## Task to complete
List every line in this data where the string "name" occurs.

## Available records
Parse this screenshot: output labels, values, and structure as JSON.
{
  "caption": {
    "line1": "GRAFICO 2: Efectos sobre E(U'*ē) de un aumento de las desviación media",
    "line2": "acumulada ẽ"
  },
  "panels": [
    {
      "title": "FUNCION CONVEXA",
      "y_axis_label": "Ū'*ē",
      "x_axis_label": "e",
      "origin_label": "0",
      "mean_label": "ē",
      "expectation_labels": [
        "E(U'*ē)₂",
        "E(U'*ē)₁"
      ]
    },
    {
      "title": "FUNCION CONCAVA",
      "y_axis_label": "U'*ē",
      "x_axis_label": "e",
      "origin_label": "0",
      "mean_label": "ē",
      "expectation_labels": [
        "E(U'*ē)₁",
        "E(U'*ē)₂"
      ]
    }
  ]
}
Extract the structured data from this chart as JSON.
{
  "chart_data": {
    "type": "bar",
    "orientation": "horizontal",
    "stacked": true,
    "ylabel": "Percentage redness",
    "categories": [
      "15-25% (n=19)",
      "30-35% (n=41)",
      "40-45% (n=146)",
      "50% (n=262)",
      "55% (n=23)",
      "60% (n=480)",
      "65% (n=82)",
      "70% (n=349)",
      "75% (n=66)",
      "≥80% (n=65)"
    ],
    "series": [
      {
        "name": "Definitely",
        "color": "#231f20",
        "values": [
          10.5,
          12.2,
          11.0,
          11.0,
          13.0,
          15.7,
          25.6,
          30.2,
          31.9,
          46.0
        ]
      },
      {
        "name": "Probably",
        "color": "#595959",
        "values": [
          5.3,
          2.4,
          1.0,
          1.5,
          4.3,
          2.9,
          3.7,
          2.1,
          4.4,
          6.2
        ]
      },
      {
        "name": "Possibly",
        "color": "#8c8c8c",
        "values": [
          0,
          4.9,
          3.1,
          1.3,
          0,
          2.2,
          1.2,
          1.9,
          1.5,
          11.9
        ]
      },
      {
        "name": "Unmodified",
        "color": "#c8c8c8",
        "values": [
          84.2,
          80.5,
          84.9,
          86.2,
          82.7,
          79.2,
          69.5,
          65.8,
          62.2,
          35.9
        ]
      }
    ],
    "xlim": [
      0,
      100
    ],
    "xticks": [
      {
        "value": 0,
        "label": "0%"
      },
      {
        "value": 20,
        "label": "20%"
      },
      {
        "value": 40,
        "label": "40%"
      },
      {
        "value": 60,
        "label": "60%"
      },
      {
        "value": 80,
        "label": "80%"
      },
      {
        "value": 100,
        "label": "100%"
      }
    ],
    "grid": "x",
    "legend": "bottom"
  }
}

## The response
        "name": "Definitely",
        "name": "Probably",
        "name": "Possibly",
        "name": "Unmodified",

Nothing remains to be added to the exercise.